_DO THIS_
Every line with the word "Exemplo" in it should be extracted from the data that follows.
______
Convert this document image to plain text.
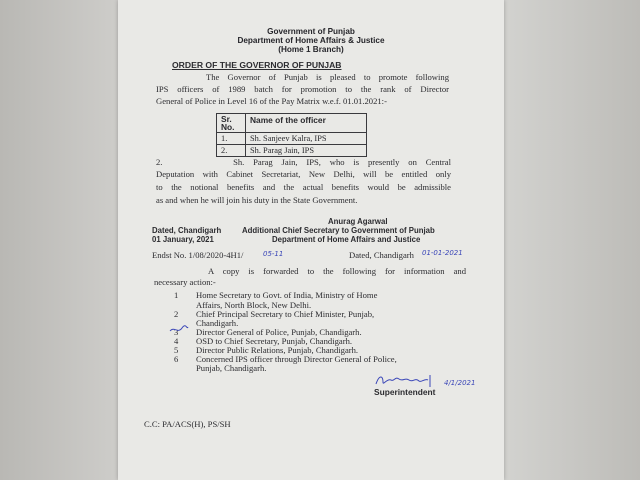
Government of Punjab
Department of Home Affairs & Justice
(Home 1 Branch)
ORDER OF THE GOVERNOR OF PUNJAB
The Governor of Punjab is pleased to promote following
IPS officers of 1989 batch for promotion to the rank of Director
General of Police in Level 16 of the Pay Matrix w.e.f. 01.01.2021:-
Sr.
No.	Name of the officer
1.	Sh. Sanjeev Kalra, IPS
2.	Sh. Parag Jain, IPS
2.        Sh. Parag Jain, IPS, who is presently on Central
Deputation with Cabinet Secretariat, New Delhi, will be entitled only
to the notional benefits and the actual benefits would be admissible
as and when he will join his duty in the State Government.
Anurag Agarwal
Dated, Chandigarh
01 January, 2021
Additional Chief Secretary to Government of Punjab
Department of Home Affairs and Justice
Endst No. 1/08/2020-4H1/	05-11	Dated, Chandigarh 01-01-2021
A copy is forwarded to the following for information and
necessary action:-
1 Home Secretary to Govt. of India, Ministry of Home
Affairs, North Block, New Delhi.
2 Chief Principal Secretary to Chief Minister, Punjab,
Chandigarh.
3 Director General of Police, Punjab, Chandigarh.
4 OSD to Chief Secretary, Punjab, Chandigarh.
5 Director Public Relations, Punjab, Chandigarh.
6 Concerned IPS officer through Director General of Police,
Punjab, Chandigarh.
4/1/2021
Superintendent
C.C: PA/ACS(H), PS/SH
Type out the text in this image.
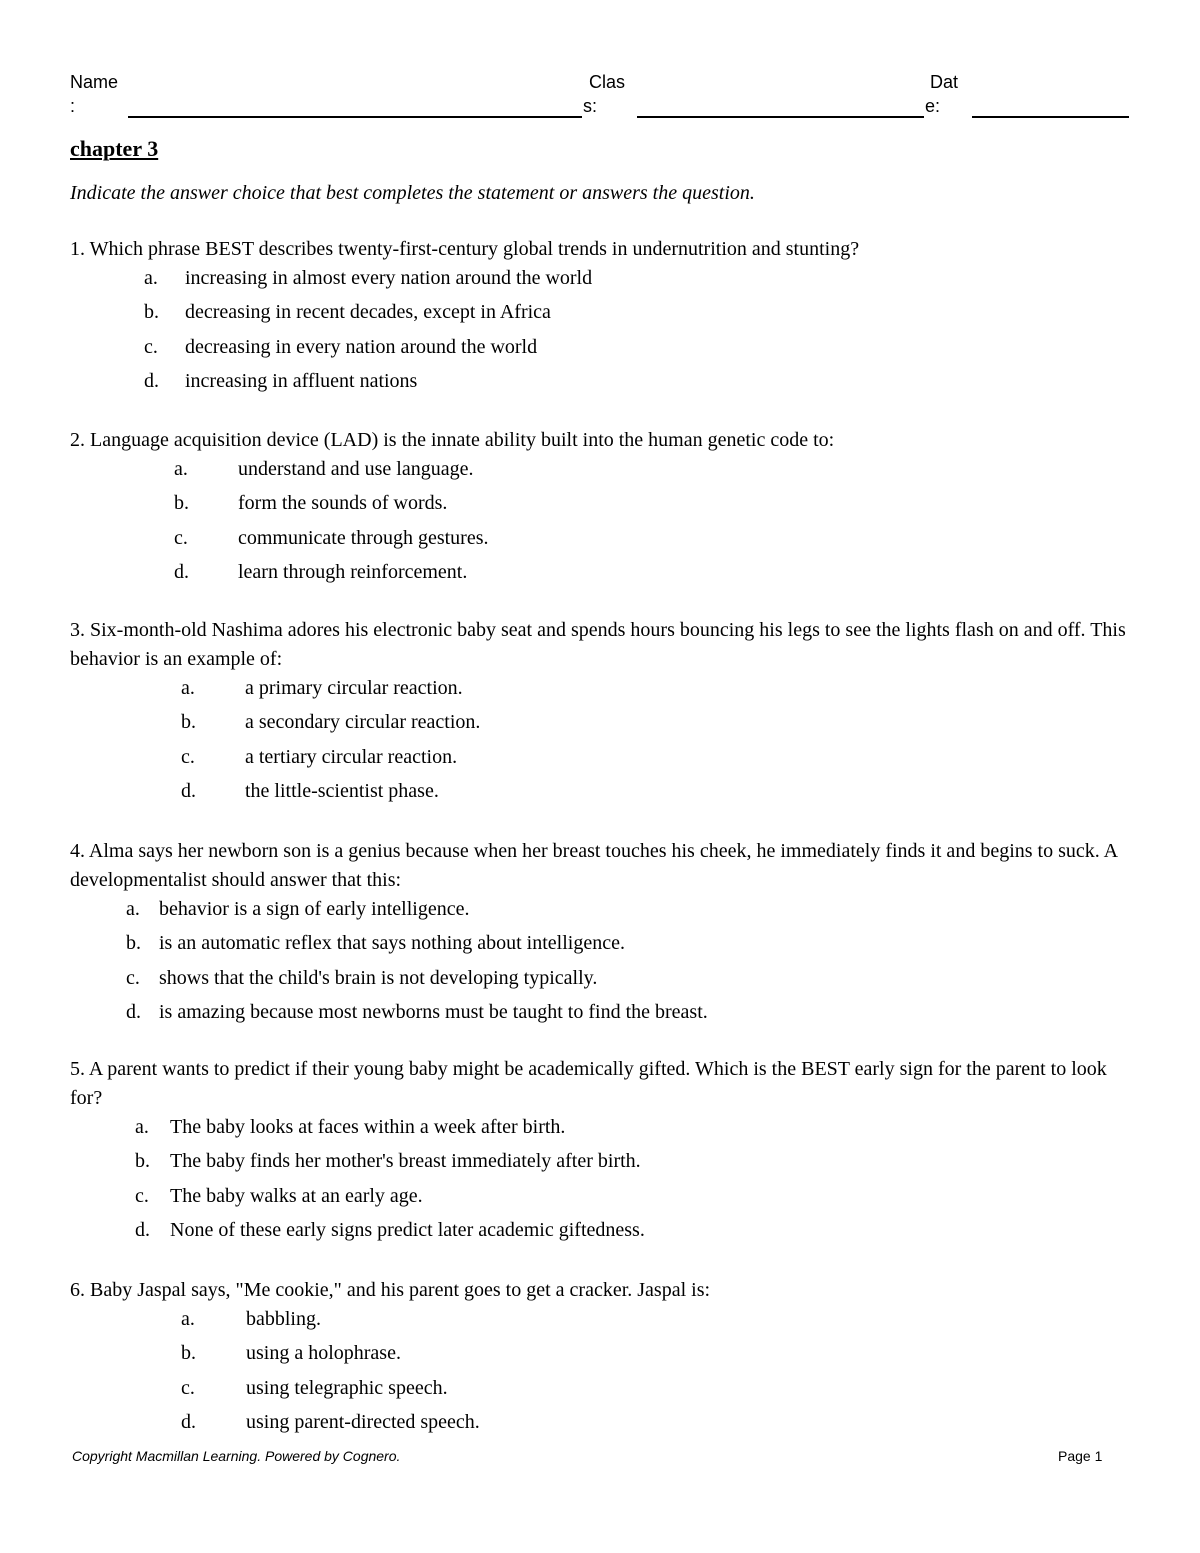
Name
:
Clas
s:
Dat
e:
chapter 3
Indicate the answer choice that best completes the statement or answers the question.

1. Which phrase BEST describes twenty-first-century global trends in undernutrition and stunting?

a. increasing in almost every nation around the world
b. decreasing in recent decades, except in Africa
c. decreasing in every nation around the world
d. increasing in affluent nations

2. Language acquisition device (LAD) is the innate ability built into the human genetic code to:

a.	understand and use language.
b. form the sounds of words.
c.	communicate through gestures.
d. learn through reinforcement.

3. Six-month-old Nashima adores his electronic baby seat and spends hours bouncing his legs to see the lights flash on and off. This behavior is an example of:

a.	a primary circular reaction.
b. a secondary circular reaction.
c.	a tertiary circular reaction.
d. the little-scientist phase.

4. Alma says her newborn son is a genius because when her breast touches his cheek, he immediately finds it and begins to suck. A developmentalist should answer that this:

a. behavior is a sign of early intelligence.
b. is an automatic reflex that says nothing about intelligence.
c. shows that the child's brain is not developing typically.
d. is amazing because most newborns must be taught to find the breast.

5. A parent wants to predict if their young baby might be academically gifted. Which is the BEST early sign for the parent to look for?

a. The baby looks at faces within a week after birth.
b. The baby finds her mother's breast immediately after birth.
c. The baby walks at an early age.
d. None of these early signs predict later academic giftedness.

6. Baby Jaspal says, "Me cookie," and his parent goes to get a cracker. Jaspal is:

a.	babbling.
b.	using a holophrase.
c.	using telegraphic speech.
d.	using parent-directed speech.
Copyright Macmillan Learning. Powered by Cognero.	Page 1
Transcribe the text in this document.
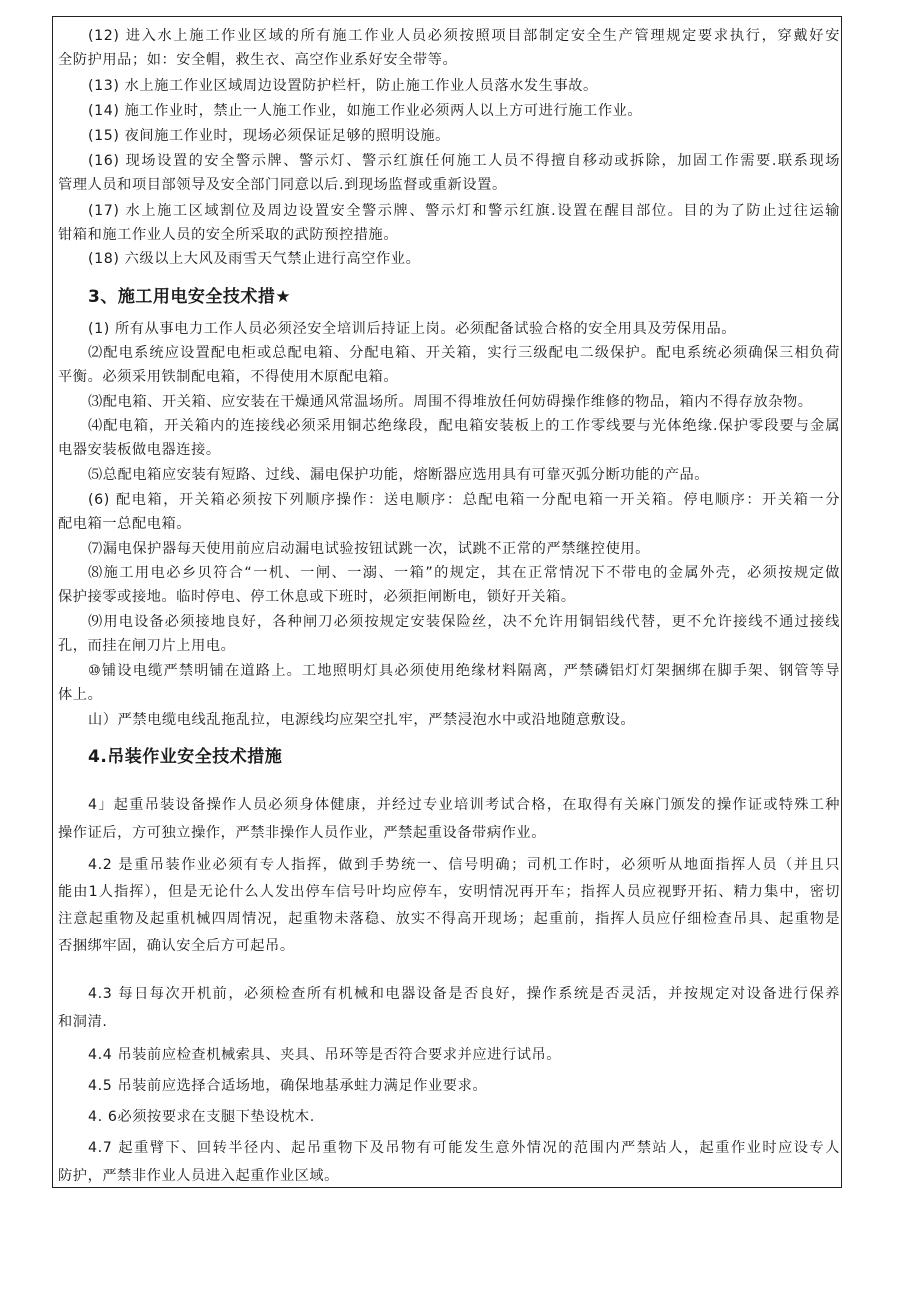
(12) 进入水上施工作业区域的所有施工作业人员必须按照项目部制定安全生产管理规定要求执行，穿戴好安
全防护用品；如：安全帽，救生衣、高空作业系好安全带等。
(13) 水上施工作业区域周边设置防护栏杆，防止施工作业人员落水发生事故。
(14) 施工作业时，禁止一人施工作业，如施工作业必须两人以上方可进行施工作业。
(15) 夜间施工作业时，现场必须保证足够的照明设施。
(16) 现场设置的安全警示牌、警示灯、警示红旗任何施工人员不得擅自移动或拆除，加固工作需要.联系现场
管理人员和项目部领导及安全部门同意以后.到现场监督或重新设置。
(17) 水上施工区域割位及周边设置安全警示牌、警示灯和警示红旗.设置在醒目部位。目的为了防止过往运输
钳箱和施工作业人员的安全所采取的武防预控措施。
(18) 六级以上大风及雨雪天气禁止进行高空作业。
3、施工用电安全技术措★
(1) 所有从事电力工作人员必须泾安全培训后持证上岗。必须配备试验合格的安全用具及劳保用品。
⑵配电系统应设置配电柜或总配电箱、分配电箱、开关箱，实行三级配电二级保护。配电系统必须确保三相负荷
平衡。必须采用铁制配电箱，不得使用木原配电箱。
⑶配电箱、开关箱、应安装在干燥通风常温场所。周围不得堆放任何妨碍操作维修的物品，箱内不得存放杂物。
⑷配电箱，开关箱内的连接线必须采用铜芯绝缘段，配电箱安装板上的工作零线要与光体绝缘.保护零段要与金属
电器安装板做电器连接。
⑸总配电箱应安装有短路、过线、漏电保护功能，熔断器应选用具有可靠灭弧分断功能的产品。
(6) 配电箱，开关箱必须按下列顺序操作：送电顺序：总配电箱一分配电箱一开关箱。停电顺序：开关箱一分
配电箱一总配电箱。
⑺漏电保护器每天使用前应启动漏电试验按钮试跳一次，试跳不正常的严禁继控使用。
⑻施工用电必乡贝符合“一机、一闸、一溺、一箱”的规定，其在正常情况下不带电的金属外壳，必须按规定做
保护接零或接地。临时停电、停工休息或下班时，必须拒闸断电，锁好开关箱。
⑼用电设备必须接地良好，各种闸刀必须按规定安装保险丝，决不允许用铜铝线代替，更不允许接线不通过接线
孔，而挂在闸刀片上用电。
⑩铺设电缆严禁明铺在道路上。工地照明灯具必须使用绝缘材料隔离，严禁磷铝灯灯架捆绑在脚手架、钢管等导
体上。
山）严禁电缆电线乱拖乱拉，电源线均应架空扎牢，严禁浸泡水中或沿地随意敷设。
4.吊装作业安全技术措施
4」起重吊装设备操作人员必须身体健康，并经过专业培训考试合格，在取得有关麻门颁发的操作证或特殊工种
操作证后，方可独立操作，严禁非操作人员作业，严禁起重设备带病作业。
4.2 是重吊装作业必须有专人指挥，做到手势统一、信号明确；司机工作时，必须听从地面指挥人员（并且只
能由1人指挥），但是无论什么人发出停车信号叶均应停车，安明情况再开车；指挥人员应视野开拓、精力集中，密切
注意起重物及起重机械四周情况，起重物未落稳、放实不得高开现场；起重前，指挥人员应仔细检查吊具、起重物是
否捆绑牢固，确认安全后方可起吊。
4.3 每日每次开机前，必须检查所有机械和电器设备是否良好，操作系统是否灵活，并按规定对设备进行保养
和洞清.
4.4 吊装前应检查机械索具、夹具、吊环等是否符合要求并应进行试吊。
4.5 吊装前应选择合适场地，确保地基承蛀力满足作业要求。
4. 6必须按要求在支腿下垫设枕木.
4.7 起重臂下、回转半径内、起吊重物下及吊物有可能发生意外情况的范围内严禁站人，起重作业时应设专人
防护，严禁非作业人员进入起重作业区域。
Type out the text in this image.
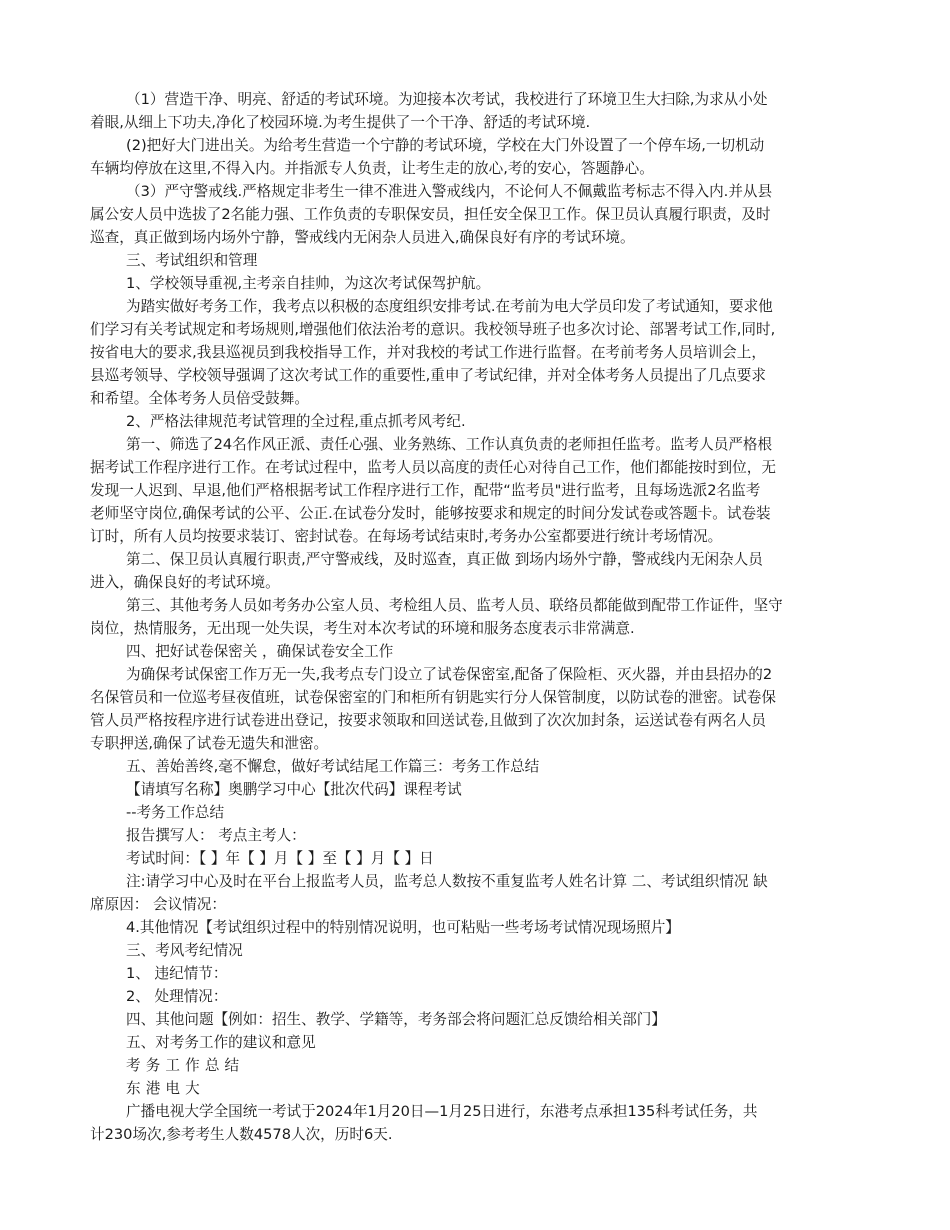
（1）营造干净、明亮、舒适的考试环境。为迎接本次考试，我校进行了环境卫生大扫除,为求从小处
着眼,从细上下功夫,净化了校园环境.为考生提供了一个干净、舒适的考试环境.
(2)把好大门进出关。为给考生营造一个宁静的考试环境，学校在大门外设置了一个停车场,一切机动
车辆均停放在这里,不得入内。并指派专人负责，让考生走的放心,考的安心，答题静心。
（3）严守警戒线.严格规定非考生一律不准进入警戒线内，不论何人不佩戴监考标志不得入内.并从县
属公安人员中选拔了2名能力强、工作负责的专职保安员，担任安全保卫工作。保卫员认真履行职责，及时
巡查，真正做到场内场外宁静，警戒线内无闲杂人员进入,确保良好有序的考试环境。
三、考试组织和管理
1、学校领导重视,主考亲自挂帅，为这次考试保驾护航。
为踏实做好考务工作，我考点以积极的态度组织安排考试.在考前为电大学员印发了考试通知，要求他
们学习有关考试规定和考场规则,增强他们依法治考的意识。我校领导班子也多次讨论、部署考试工作,同时,
按省电大的要求,我县巡视员到我校指导工作，并对我校的考试工作进行监督。在考前考务人员培训会上，
县巡考领导、学校领导强调了这次考试工作的重要性,重申了考试纪律，并对全体考务人员提出了几点要求
和希望。全体考务人员倍受鼓舞。
2、严格法律规范考试管理的全过程,重点抓考风考纪.
第一、筛选了24名作风正派、责任心强、业务熟练、工作认真负责的老师担任监考。监考人员严格根
据考试工作程序进行工作。在考试过程中，监考人员以高度的责任心对待自己工作，他们都能按时到位，无
发现一人迟到、早退,他们严格根据考试工作程序进行工作，配带“监考员"进行监考，且每场选派2名监考
老师坚守岗位,确保考试的公平、公正.在试卷分发时，能够按要求和规定的时间分发试卷或答题卡。试卷装
订时，所有人员均按要求装订、密封试卷。在每场考试结束时,考务办公室都要进行统计考场情况。
第二、保卫员认真履行职责,严守警戒线，及时巡查，真正做 到场内场外宁静，警戒线内无闲杂人员
进入，确保良好的考试环境。
第三、其他考务人员如考务办公室人员、考检组人员、监考人员、联络员都能做到配带工作证件，坚守
岗位，热情服务，无出现一处失误，考生对本次考试的环境和服务态度表示非常满意.
四、把好试卷保密关 ，确保试卷安全工作
为确保考试保密工作万无一失,我考点专门设立了试卷保密室,配备了保险柜、灭火器，并由县招办的2
名保管员和一位巡考昼夜值班，试卷保密室的门和柜所有钥匙实行分人保管制度，以防试卷的泄密。试卷保
管人员严格按程序进行试卷进出登记，按要求领取和回送试卷,且做到了次次加封条，运送试卷有两名人员
专职押送,确保了试卷无遗失和泄密。
五、善始善终,毫不懈怠，做好考试结尾工作篇三：考务工作总结
【请填写名称】奥鹏学习中心【批次代码】课程考试
--考务工作总结
报告撰写人： 考点主考人：
考试时间：【 】年【 】月【 】至【 】月【 】日
注:请学习中心及时在平台上报监考人员，监考总人数按不重复监考人姓名计算 二、考试组织情况 缺
席原因： 会议情况：
4.其他情况【考试组织过程中的特别情况说明，也可粘贴一些考场考试情况现场照片】
三、考风考纪情况
1、 违纪情节：
2、 处理情况：
四、其他问题【例如：招生、教学、学籍等，考务部会将问题汇总反馈给相关部门】
五、对考务工作的建议和意见
考务工作总结
东港电大
广播电视大学全国统一考试于2024年1月20日—1月25日进行，东港考点承担135科考试任务，共
计230场次,参考考生人数4578人次，历时6天.
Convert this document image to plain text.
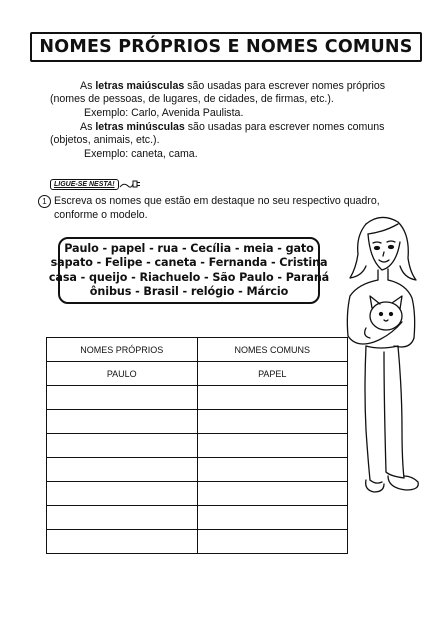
NOMES PRÓPRIOS E NOMES COMUNS
As letras maiúsculas são usadas para escrever nomes próprios
(nomes de pessoas, de lugares, de cidades, de firmas, etc.).
Exemplo: Carlo, Avenida Paulista.
As letras minúsculas são usadas para escrever nomes comuns
(objetos, animais, etc.).
Exemplo: caneta, cama.
LIGUE-SE NESTA!
1 Escreva os nomes que estão em destaque no seu respectivo quadro,
conforme o modelo.
Paulo - papel - rua - Cecília - meia - gato
sapato - Felipe - caneta - Fernanda - Cristina
casa - queijo - Riachuelo - São Paulo - Paraná
ônibus - Brasil - relógio - Márcio
NOMES PRÓPRIOS	NOMES COMUNS
PAULO	PAPEL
______
_SOLUTION_
Exemplo: Carlo, Avenida Paulista.
Exemplo: caneta, cama.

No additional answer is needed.